Stated goal = Copy out each line below that has the word "data" in it.

Source records =
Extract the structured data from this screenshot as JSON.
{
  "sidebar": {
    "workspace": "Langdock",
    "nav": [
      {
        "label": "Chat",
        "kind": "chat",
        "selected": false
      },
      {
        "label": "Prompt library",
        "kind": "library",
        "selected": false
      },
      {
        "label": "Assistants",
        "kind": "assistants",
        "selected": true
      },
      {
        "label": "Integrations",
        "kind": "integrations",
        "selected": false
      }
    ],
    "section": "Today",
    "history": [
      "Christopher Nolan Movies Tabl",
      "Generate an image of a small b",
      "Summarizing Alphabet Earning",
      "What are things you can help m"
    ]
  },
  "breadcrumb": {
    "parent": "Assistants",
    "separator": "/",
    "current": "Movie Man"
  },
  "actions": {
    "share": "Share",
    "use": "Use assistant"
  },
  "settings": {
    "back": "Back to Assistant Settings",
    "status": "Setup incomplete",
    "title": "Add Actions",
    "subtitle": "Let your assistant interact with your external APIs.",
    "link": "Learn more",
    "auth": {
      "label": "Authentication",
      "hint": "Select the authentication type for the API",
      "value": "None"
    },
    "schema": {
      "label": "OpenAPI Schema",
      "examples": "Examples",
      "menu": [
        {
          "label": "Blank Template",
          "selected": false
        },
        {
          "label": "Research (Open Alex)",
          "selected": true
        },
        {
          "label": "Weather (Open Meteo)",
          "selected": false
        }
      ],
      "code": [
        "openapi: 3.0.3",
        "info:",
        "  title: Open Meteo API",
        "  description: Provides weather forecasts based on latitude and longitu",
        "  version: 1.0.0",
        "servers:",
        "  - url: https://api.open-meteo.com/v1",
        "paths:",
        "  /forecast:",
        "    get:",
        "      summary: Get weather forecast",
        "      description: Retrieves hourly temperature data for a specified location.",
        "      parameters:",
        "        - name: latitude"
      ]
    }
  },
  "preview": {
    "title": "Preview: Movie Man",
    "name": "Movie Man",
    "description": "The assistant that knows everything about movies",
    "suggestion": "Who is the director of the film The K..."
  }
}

Answer to the task =
Extract the structured data from this screenshot as JSON.
        "      description: Retrieves hourly temperature data for a specified location.",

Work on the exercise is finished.